▶ [Given task 1]:
In the passage about waste pickers at landfills, what do some pickers tie to a long stick?
▶ [Given task 2]:
Carry on the passage about waste pickers and landfill disposal, starting after its final sentence.

▶ [Text provided]:

◆ ◆ ◆

The situation could have been different had the corporations given more thought to managing them. Ask any waste picker who scavenges on these dump yards about why this waste could have been a treasure...
...there are hundreds of waste pickers who pick up whatever they can without using masks, gloves or any other protection. Some even tie a magnet to a long stick to pull up metal objects.
 Credits: Capital dumps a fortune at its landfills - Times of India
 
In my opinion the provision of proper waste disposal facilities should be on the very top of the agenda as any nation industrializes and becomes more wealthy. If India cannot devote just a small amount of it additional wealth which has been accruing at a historically uniquely rapid rate for more than the last ten years, then it is a failing state.

To deny pickers the ability to make a living can be an evil, but so many other nations (including many of lesser wealth) have found a way to recycle waste in a way that provides jobs for the local community without recourse to the life threatening and certainly extremely unhealthy practice of "picking".

◆ ◆ ◆

▶ [Rows]:
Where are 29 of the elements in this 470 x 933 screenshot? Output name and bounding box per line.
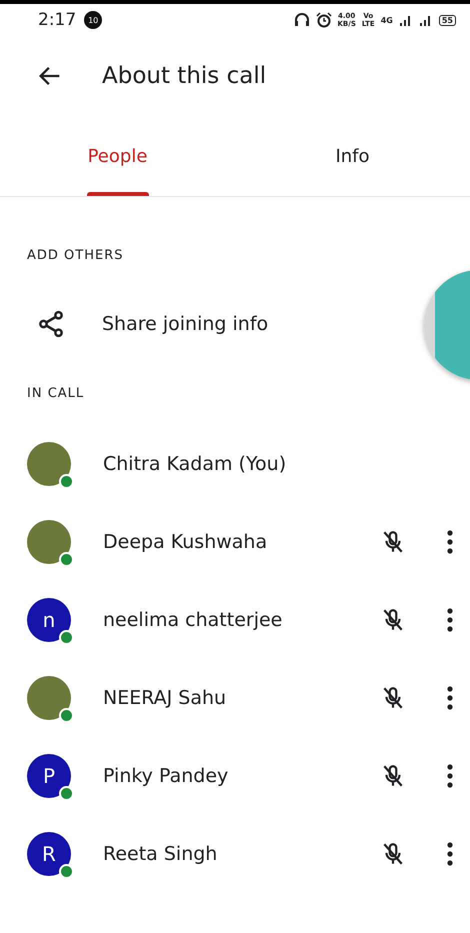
share-icon	[36, 309, 66, 339]
notification-badge: 10	[84, 11, 102, 29]
network-type: 4G	[380, 16, 393, 24]
more-options-icon[interactable]	[446, 763, 454, 789]
letter-avatar: R	[27, 832, 71, 876]
section-heading: IN CALL	[26, 384, 86, 402]
more-options-icon[interactable]	[446, 607, 454, 633]
more-options-icon[interactable]	[446, 685, 454, 711]
section-heading: ADD OTHERS	[26, 246, 124, 264]
letter-avatar: n	[27, 598, 71, 642]
clock-time: 2:17	[38, 10, 76, 30]
participant-name: neelima chatterjee	[103, 609, 284, 631]
letter-avatar: P	[27, 754, 71, 798]
participant-name: NEERAJ Sahu	[103, 687, 228, 709]
signal-icon	[398, 13, 413, 27]
headset-icon	[294, 12, 310, 28]
alarm-icon	[316, 12, 332, 28]
participant-name: Deepa Kushwaha	[103, 531, 268, 553]
participant-name: Reeta Singh	[103, 843, 218, 865]
share-joining-info-button[interactable]: Share joining info	[0, 271, 304, 377]
participant-name: Pinky Pandey	[103, 765, 230, 787]
page-title: About this call	[102, 63, 266, 89]
more-options-icon[interactable]	[446, 841, 454, 867]
battery-level: 55	[438, 14, 456, 26]
tab[interactable]: People	[0, 116, 235, 196]
tab[interactable]: Info	[235, 116, 470, 196]
participant-name: Chitra Kadam (You)	[103, 453, 288, 475]
more-options-icon[interactable]	[446, 529, 454, 555]
signal-icon	[418, 13, 433, 27]
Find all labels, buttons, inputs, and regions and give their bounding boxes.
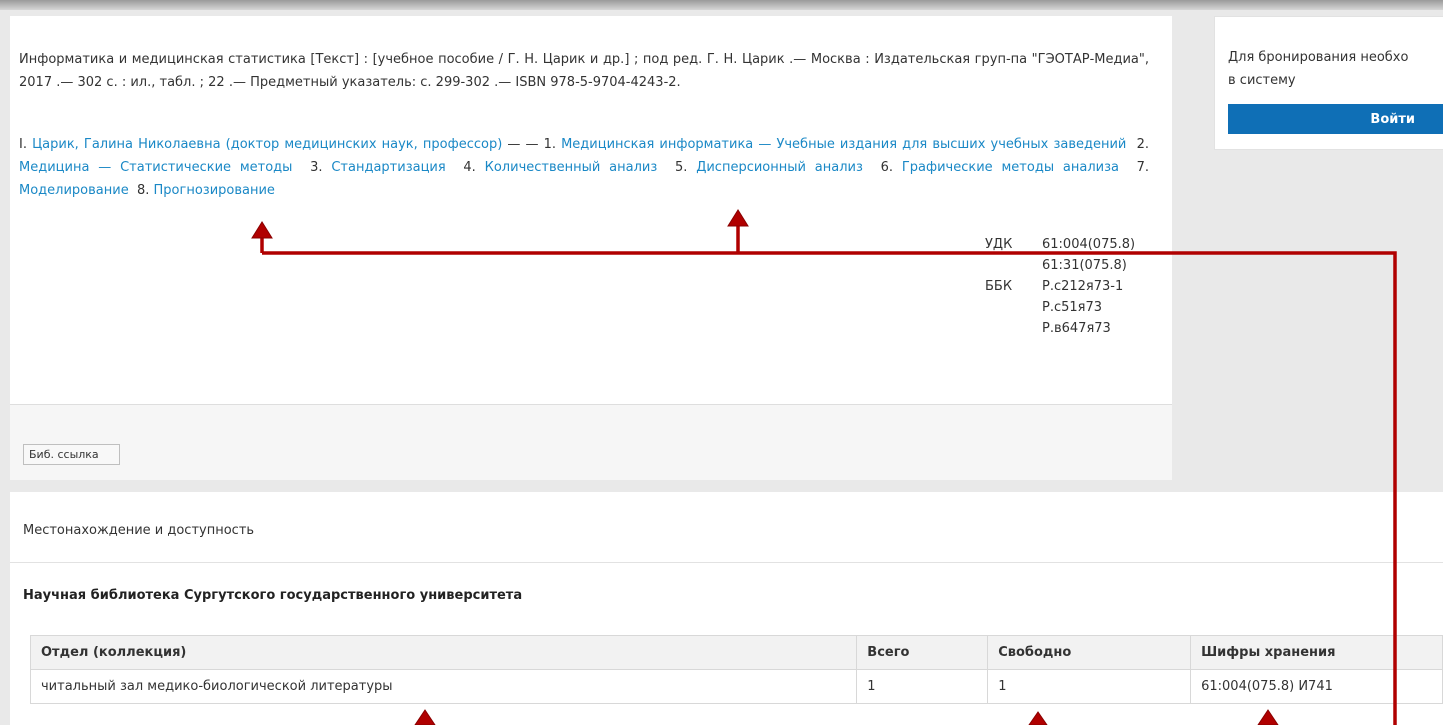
classification-row: Р.с51я73 — [985, 297, 1135, 318]
subject-num: 8. — [136, 183, 154, 198]
subject-link[interactable]: Медицинская информатика — Учебные издани… — [561, 137, 1126, 152]
subject-link[interactable]: Стандартизация — [331, 160, 445, 175]
bib-link-button[interactable]: Биб. ссылка — [23, 444, 120, 465]
author-link[interactable]: Царик, Галина Николаевна (доктор медицин… — [32, 137, 502, 152]
table-row: читальный зал медико-биологической литер… — [29, 669, 1443, 704]
author-prefix: I. — [19, 137, 33, 152]
column-header-department: Отдел (коллекция) — [29, 635, 858, 670]
classification-label — [985, 255, 1042, 276]
login-message: Для бронирования необхо в систему — [1228, 46, 1443, 92]
window-top-shadow — [0, 0, 1443, 10]
classification-value: 61:004(075.8) — [1042, 237, 1136, 252]
subject-num: 5. — [674, 160, 697, 175]
login-message-line: в систему — [1228, 73, 1296, 88]
library-name: Научная библиотека Сургутского государст… — [23, 588, 523, 603]
column-header-available: Свободно — [987, 635, 1192, 670]
classification-row: 61:31(075.8) — [985, 255, 1135, 276]
author-separator: — — — [502, 137, 544, 152]
subject-link[interactable]: Графические методы анализа — [902, 160, 1119, 175]
classification-row: ББК Р.с212я73-1 — [985, 276, 1135, 297]
subject-num: 7. — [1136, 160, 1150, 175]
classification-row: УДК 61:004(075.8) — [985, 234, 1135, 255]
classification-label: ББК — [985, 279, 1013, 294]
section-divider — [10, 562, 1443, 563]
subject-num: 2. — [1136, 137, 1149, 152]
table-cell: 61:004(075.8) И741 — [1190, 669, 1443, 704]
subject-num: 4. — [463, 160, 485, 175]
column-header-total: Всего — [856, 635, 989, 670]
subject-num: 3. — [310, 160, 332, 175]
classification-codes: УДК 61:004(075.8) 61:31(075.8) ББК Р.с212я… — [985, 234, 1135, 339]
login-button[interactable]: Войти — [1228, 104, 1443, 134]
subject-headings: I. Царик, Галина Николаевна (доктор меди… — [19, 133, 1149, 202]
table-cell: читальный зал медико-биологической литер… — [29, 669, 858, 704]
table-cell: 1 — [987, 669, 1192, 704]
classification-value: Р.в647я73 — [1042, 321, 1111, 336]
subject-link[interactable]: Медицина — Статистические методы — [19, 160, 292, 175]
classification-value: Р.с51я73 — [1042, 300, 1103, 315]
subject-num: 1. — [543, 137, 562, 152]
column-header-shelfmark: Шифры хранения — [1190, 635, 1443, 670]
record-footer — [10, 404, 1172, 480]
table-header-row: Отдел (коллекция) Всего Свободно Шифры х… — [29, 635, 1443, 670]
subject-link[interactable]: Количественный анализ — [485, 160, 658, 175]
classification-label: УДК — [985, 237, 1013, 252]
login-message-line: Для бронирования необхо — [1228, 50, 1409, 65]
subject-num: 6. — [880, 160, 902, 175]
classification-label — [985, 297, 1042, 318]
bibliographic-description: Информатика и медицинская статистика [Те… — [19, 52, 1149, 90]
subject-link[interactable]: Прогнозирование — [154, 183, 275, 198]
classification-value: 61:31(075.8) — [1042, 258, 1127, 273]
holdings-table: Отдел (коллекция) Всего Свободно Шифры х… — [29, 635, 1443, 704]
subject-link[interactable]: Дисперсионный анализ — [696, 160, 863, 175]
classification-value: Р.с212я73-1 — [1042, 279, 1124, 294]
table-cell: 1 — [856, 669, 989, 704]
subject-link[interactable]: Моделирование — [19, 183, 129, 198]
classification-row: Р.в647я73 — [985, 318, 1135, 339]
classification-label — [985, 318, 1042, 339]
location-section-title: Местонахождение и доступность — [23, 523, 255, 538]
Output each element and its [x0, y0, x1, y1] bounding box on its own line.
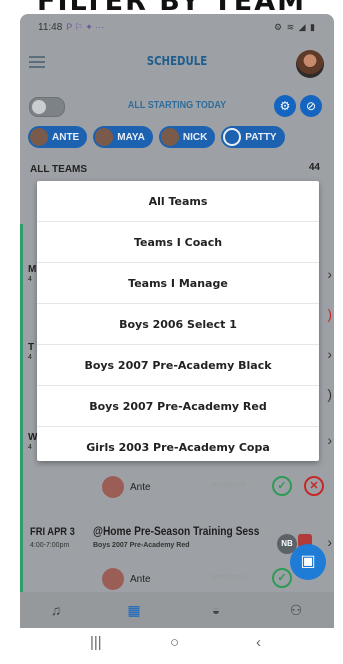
system-status-icons: ⚙ ≋ ◢ ▮: [274, 21, 316, 32]
dropdown-option-boys-2007-red[interactable]: Boys 2007 Pre-Academy Red: [37, 386, 319, 427]
check-icon[interactable]: ✓: [272, 476, 292, 496]
event-date: FRI APR 3: [30, 526, 75, 538]
notification-icons: P ⚐ ✦ ···: [66, 21, 105, 32]
avatar: [95, 128, 114, 146]
dropdown-option-boys-2007-black[interactable]: Boys 2007 Pre-Academy Black: [37, 345, 319, 386]
status-bar: 11:48 P ⚐ ✦ ··· ⚙ ≋ ◢ ▮: [20, 14, 334, 40]
decline-icon-partial[interactable]: ): [327, 306, 332, 322]
event-time-fragment: 4: [28, 354, 32, 361]
avatar: [160, 128, 179, 146]
recent-apps-icon[interactable]: |||: [90, 634, 102, 651]
top-app-bar: SCHEDULE: [20, 40, 334, 86]
check-icon[interactable]: ✓: [272, 568, 292, 588]
dropdown-option-teams-i-coach[interactable]: Teams I Coach: [37, 222, 319, 263]
avatar: [102, 476, 124, 498]
event-time-fragment: 4: [28, 276, 32, 283]
header-banner: FILTER BY TEAM: [0, 0, 343, 14]
avatar: [30, 128, 48, 146]
profile-avatar[interactable]: [296, 50, 324, 78]
member-chips: ANTE MAYA NICK PATTY: [28, 126, 285, 152]
system-navigation: ||| ○ ‹: [20, 628, 334, 664]
dropdown-option-all-teams[interactable]: All Teams: [37, 181, 319, 222]
chevron-right-icon[interactable]: ›: [327, 432, 332, 448]
dropdown-option-girls-2003-copa[interactable]: Girls 2003 Pre-Academy Copa: [37, 427, 319, 467]
team-filter-label[interactable]: ALL TEAMS: [30, 164, 87, 175]
attendance-row: Ante Attendance ✓ ✕: [20, 466, 334, 510]
schedule-toolbar: ALL STARTING TODAY ⚙ ⊘: [20, 94, 334, 122]
phone-screen: 11:48 P ⚐ ✦ ··· ⚙ ≋ ◢ ▮ SCHEDULE ALL STA…: [20, 14, 334, 664]
dropdown-option-teams-i-manage[interactable]: Teams I Manage: [37, 263, 319, 304]
team-icon[interactable]: ⚇: [288, 602, 304, 618]
attendance-label: Attendance: [210, 482, 246, 489]
chevron-right-icon[interactable]: ›: [327, 534, 332, 550]
event-team: Boys 2007 Pre-Academy Red: [93, 542, 190, 549]
member-attendee: Ante: [102, 568, 151, 590]
person-icon: [223, 128, 242, 146]
decline-icon-partial[interactable]: ): [327, 386, 332, 402]
status-time: 11:48: [38, 21, 63, 33]
dropdown-option-boys-2006-select-1[interactable]: Boys 2006 Select 1: [37, 304, 319, 345]
event-title: @Home Pre-Season Training Sess: [93, 524, 260, 538]
event-day-letter: T: [28, 342, 35, 353]
bottom-navigation: ♫ ▦ ◒ ⚇: [20, 592, 334, 628]
whistle-icon[interactable]: ♫: [48, 602, 64, 618]
member-chip-patty[interactable]: PATTY: [221, 126, 285, 148]
member-chip-ante[interactable]: ANTE: [28, 126, 88, 148]
close-icon[interactable]: ✕: [304, 476, 324, 496]
calendar-plus-icon: ▣: [300, 553, 316, 570]
event-count: 44: [308, 162, 320, 173]
calendar-icon[interactable]: ▦: [126, 602, 142, 618]
page-title: SCHEDULE: [146, 54, 208, 68]
settings-icon[interactable]: ⚙: [274, 95, 296, 117]
attendance-label: Attendance: [210, 574, 246, 581]
member-chip-maya[interactable]: MAYA: [93, 126, 153, 148]
member-chip-nick[interactable]: NICK: [158, 126, 216, 148]
team-filter-dropdown: All Teams Teams I Coach Teams I Manage B…: [37, 181, 319, 461]
member-attendee: Ante: [102, 476, 151, 498]
back-icon[interactable]: ‹: [256, 634, 261, 651]
chevron-right-icon[interactable]: ›: [327, 266, 332, 282]
event-time: 4:00-7:00pm: [30, 542, 70, 549]
event-day-letter: M: [28, 264, 37, 275]
helmet-icon[interactable]: ◒: [208, 602, 224, 618]
chevron-right-icon[interactable]: ›: [327, 346, 332, 362]
link-icon[interactable]: ⊘: [300, 95, 322, 117]
add-event-button[interactable]: ▣: [290, 544, 326, 580]
home-icon[interactable]: ○: [170, 634, 179, 651]
avatar: [102, 568, 124, 590]
event-item[interactable]: FRI APR 3 4:00-7:00pm @Home Pre-Season T…: [20, 522, 334, 562]
event-time-fragment: 4: [28, 444, 32, 451]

◆ ◆ ◆

▶ [Task output 1]:
A magnet, to pull up metal objects.

▶ [Task output 2]:
At the same time, it has been possible to provide reliable leachate treatment and disposal once the landfills are properly managed and built in accordance with good sanitary landfill practices as have been acheived in the majority of nations around the world.

Providing successful leachate treatment plant designs in India, for the old existing dumps is an impossible task. That is because the prediction of leachate quality is rendered from scientific capability to a matter of guesswork by a lack of data and controls, and this is made even worse by India's monsoon climate which means that any leachate treatment plant needs to be able to run at almost no flow in the dry periods and very quickly at the start of each monsoon be able to treat it's maximum design flows.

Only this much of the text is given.